Every line below is to be quoted exactly, with nothing added or dropped.

[start of AVAILABLE RECORDS]

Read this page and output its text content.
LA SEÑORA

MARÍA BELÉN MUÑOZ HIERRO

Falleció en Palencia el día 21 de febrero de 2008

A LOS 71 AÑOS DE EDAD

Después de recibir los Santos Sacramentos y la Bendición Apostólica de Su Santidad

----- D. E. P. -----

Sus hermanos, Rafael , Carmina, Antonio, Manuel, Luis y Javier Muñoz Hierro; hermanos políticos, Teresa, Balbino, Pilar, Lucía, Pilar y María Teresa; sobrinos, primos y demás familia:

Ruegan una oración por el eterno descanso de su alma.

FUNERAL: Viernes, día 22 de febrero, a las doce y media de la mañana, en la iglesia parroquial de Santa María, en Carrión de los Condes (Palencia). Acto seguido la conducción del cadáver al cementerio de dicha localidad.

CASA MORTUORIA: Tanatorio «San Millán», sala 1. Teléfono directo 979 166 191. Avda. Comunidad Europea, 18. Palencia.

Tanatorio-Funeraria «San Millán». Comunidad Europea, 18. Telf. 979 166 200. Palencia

[end of AVAILABLE RECORDS]

THE ANSWER >>
Read this page and output its text content.
LA SEÑORA

MARÍA BELÉN MUÑOZ HIERRO

Falleció en Palencia el día 21 de febrero de 2008

A LOS 71 AÑOS DE EDAD

Después de recibir los Santos Sacramentos y la Bendición Apostólica de Su Santidad

----- D. E. P. -----

Sus hermanos, Rafael , Carmina, Antonio, Manuel, Luis y Javier Muñoz Hierro; hermanos políticos, Teresa, Balbino, Pilar, Lucía, Pilar y María Teresa; sobrinos, primos y demás familia:

Ruegan una oración por el eterno descanso de su alma.

FUNERAL: Viernes, día 22 de febrero, a las doce y media de la mañana, en la iglesia parroquial de Santa María, en Carrión de los Condes (Palencia). Acto seguido la conducción del cadáver al cementerio de dicha localidad.

CASA MORTUORIA: Tanatorio «San Millán», sala 1. Teléfono directo 979 166 191. Avda. Comunidad Europea, 18. Palencia.

Tanatorio-Funeraria «San Millán». Comunidad Europea, 18. Telf. 979 166 200. Palencia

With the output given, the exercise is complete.